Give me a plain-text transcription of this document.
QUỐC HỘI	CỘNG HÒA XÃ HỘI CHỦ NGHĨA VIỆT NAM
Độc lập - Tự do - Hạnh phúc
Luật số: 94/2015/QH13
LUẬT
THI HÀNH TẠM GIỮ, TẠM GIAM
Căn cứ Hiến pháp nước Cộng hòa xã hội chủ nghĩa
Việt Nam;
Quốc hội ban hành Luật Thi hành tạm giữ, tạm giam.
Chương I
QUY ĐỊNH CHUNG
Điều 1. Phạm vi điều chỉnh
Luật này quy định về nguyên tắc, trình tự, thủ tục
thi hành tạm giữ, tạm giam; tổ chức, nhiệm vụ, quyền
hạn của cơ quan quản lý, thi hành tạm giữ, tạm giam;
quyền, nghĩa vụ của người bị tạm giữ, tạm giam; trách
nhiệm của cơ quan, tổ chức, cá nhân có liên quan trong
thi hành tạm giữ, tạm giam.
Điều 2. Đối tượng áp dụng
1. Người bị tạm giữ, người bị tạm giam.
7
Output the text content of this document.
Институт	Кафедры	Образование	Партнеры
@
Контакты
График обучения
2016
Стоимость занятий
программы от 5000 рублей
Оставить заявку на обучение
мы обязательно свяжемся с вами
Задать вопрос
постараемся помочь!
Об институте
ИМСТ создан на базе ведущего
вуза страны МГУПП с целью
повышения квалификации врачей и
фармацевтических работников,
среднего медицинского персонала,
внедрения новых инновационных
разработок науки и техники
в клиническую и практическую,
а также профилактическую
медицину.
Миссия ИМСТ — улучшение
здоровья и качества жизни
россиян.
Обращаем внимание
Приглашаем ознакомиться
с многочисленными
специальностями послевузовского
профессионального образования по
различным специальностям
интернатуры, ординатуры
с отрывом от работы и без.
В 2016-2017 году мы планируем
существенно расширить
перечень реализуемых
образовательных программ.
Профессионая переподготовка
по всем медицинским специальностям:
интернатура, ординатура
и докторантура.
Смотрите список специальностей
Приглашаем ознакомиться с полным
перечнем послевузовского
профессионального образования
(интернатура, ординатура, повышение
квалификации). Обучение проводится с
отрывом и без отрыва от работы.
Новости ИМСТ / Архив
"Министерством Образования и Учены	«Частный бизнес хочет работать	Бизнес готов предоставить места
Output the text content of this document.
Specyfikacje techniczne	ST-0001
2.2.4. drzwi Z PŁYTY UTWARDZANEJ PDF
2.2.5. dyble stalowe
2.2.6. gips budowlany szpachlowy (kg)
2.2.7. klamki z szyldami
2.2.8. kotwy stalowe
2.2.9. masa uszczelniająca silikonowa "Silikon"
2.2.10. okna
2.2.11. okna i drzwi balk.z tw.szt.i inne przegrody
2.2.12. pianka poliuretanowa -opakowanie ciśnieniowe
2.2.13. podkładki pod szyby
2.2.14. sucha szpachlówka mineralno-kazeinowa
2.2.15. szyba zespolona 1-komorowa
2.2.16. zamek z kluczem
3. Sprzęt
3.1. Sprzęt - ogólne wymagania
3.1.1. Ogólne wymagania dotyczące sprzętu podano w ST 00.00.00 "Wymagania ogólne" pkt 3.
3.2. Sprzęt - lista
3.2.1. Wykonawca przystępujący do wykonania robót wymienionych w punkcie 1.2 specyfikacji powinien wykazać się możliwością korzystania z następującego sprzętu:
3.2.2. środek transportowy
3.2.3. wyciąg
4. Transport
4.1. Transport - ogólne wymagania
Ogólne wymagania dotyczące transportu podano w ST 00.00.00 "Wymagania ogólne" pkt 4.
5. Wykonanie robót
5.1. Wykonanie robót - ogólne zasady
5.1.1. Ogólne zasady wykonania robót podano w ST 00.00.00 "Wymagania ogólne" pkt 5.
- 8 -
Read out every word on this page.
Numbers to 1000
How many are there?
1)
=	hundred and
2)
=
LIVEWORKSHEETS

------------------------------

Task directions =>
Each line that contains the string "dotyczące" counts once; report how many such lines the entries have, giving only the number.

Correct result =>
2